_Goal_.
Keep only those lines of the records that include the string "طبیعی".

----- Given data

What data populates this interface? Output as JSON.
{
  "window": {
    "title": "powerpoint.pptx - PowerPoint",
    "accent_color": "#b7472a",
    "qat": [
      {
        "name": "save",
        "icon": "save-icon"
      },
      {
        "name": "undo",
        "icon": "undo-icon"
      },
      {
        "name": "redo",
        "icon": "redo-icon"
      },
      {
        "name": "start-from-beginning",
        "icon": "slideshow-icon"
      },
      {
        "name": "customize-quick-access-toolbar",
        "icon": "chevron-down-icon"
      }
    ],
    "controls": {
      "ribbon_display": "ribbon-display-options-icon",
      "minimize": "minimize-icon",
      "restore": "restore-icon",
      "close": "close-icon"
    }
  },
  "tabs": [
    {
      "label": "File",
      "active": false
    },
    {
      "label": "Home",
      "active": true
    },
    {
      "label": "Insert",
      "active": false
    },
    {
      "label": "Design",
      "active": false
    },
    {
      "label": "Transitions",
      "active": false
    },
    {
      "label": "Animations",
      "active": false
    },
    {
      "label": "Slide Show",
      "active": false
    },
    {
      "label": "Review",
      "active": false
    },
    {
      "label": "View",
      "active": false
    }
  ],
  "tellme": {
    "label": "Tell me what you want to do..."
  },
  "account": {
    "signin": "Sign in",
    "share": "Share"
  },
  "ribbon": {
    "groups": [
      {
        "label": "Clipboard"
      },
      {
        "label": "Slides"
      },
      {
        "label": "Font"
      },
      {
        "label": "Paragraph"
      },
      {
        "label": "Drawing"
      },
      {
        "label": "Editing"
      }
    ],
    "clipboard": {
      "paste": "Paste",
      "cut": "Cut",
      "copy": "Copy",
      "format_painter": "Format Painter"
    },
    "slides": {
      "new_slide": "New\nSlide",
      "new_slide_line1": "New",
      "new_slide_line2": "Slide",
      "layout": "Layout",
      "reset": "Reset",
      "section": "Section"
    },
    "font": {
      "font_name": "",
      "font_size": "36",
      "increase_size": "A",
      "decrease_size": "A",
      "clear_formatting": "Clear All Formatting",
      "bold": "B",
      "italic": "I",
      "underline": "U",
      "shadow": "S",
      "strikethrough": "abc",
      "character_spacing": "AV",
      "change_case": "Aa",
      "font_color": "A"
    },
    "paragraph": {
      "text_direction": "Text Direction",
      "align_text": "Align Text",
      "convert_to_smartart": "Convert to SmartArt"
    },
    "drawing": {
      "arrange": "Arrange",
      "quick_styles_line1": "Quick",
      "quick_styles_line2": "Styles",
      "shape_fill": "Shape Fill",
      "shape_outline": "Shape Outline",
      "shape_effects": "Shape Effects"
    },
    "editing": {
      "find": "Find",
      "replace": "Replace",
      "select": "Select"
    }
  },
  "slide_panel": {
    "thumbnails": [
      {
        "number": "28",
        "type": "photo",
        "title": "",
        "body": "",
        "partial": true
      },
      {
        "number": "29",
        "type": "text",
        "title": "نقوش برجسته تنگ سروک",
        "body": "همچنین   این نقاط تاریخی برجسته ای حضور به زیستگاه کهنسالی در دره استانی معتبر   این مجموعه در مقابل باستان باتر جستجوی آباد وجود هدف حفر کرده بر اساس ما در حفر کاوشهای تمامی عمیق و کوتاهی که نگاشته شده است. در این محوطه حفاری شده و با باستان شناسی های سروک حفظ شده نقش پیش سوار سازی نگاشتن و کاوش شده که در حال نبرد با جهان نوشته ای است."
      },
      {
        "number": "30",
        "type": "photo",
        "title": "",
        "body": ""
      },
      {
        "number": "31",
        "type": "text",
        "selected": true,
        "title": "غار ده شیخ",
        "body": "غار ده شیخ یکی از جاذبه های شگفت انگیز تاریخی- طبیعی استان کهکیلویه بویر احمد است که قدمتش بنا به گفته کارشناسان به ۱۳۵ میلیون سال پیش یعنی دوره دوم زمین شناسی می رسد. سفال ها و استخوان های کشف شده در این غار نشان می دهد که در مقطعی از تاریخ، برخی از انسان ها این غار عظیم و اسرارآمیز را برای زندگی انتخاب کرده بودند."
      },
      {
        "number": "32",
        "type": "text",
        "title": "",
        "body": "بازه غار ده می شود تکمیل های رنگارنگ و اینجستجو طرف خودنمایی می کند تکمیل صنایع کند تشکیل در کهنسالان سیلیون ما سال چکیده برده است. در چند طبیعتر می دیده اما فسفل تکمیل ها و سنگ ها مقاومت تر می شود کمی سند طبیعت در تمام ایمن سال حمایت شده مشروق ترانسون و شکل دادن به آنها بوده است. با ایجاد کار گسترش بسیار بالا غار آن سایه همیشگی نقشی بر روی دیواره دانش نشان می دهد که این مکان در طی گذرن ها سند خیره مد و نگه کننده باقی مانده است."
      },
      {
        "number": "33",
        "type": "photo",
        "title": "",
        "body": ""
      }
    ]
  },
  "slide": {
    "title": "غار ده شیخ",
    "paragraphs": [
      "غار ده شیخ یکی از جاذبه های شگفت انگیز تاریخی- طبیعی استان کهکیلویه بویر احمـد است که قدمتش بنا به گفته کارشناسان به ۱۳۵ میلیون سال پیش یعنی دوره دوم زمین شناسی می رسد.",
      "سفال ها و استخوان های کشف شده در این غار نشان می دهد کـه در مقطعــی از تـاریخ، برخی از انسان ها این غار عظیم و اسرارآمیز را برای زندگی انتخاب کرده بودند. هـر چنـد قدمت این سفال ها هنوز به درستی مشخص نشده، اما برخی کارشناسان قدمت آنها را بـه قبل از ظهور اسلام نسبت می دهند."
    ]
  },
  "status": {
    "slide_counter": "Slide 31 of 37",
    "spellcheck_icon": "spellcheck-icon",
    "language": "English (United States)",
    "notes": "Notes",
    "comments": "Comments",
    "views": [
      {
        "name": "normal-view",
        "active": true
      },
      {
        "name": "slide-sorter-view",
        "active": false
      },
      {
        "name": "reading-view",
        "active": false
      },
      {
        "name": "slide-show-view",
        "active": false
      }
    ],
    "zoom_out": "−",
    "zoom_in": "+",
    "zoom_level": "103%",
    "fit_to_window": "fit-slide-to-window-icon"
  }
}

----------

_The answer_.
        "body": "غار ده شیخ یکی از جاذبه های شگفت انگیز تاریخی- طبیعی استان کهکیلویه بویر احمد است که قدمتش بنا به گفته کارشناسان به ۱۳۵ میلیون سال پیش یعنی دوره دوم زمین شناسی می رسد. سفال ها و استخوان های کشف شده در این غار نشان می دهد که در مقطعی از تاریخ، برخی از انسان ها این غار عظیم و اسرارآمیز را برای زندگی انتخاب کرده بودند."
      "غار ده شیخ یکی از جاذبه های شگفت انگیز تاریخی- طبیعی استان کهکیلویه بویر احمـد است که قدمتش بنا به گفته کارشناسان به ۱۳۵ میلیون سال پیش یعنی دوره دوم زمین شناسی می رسد.",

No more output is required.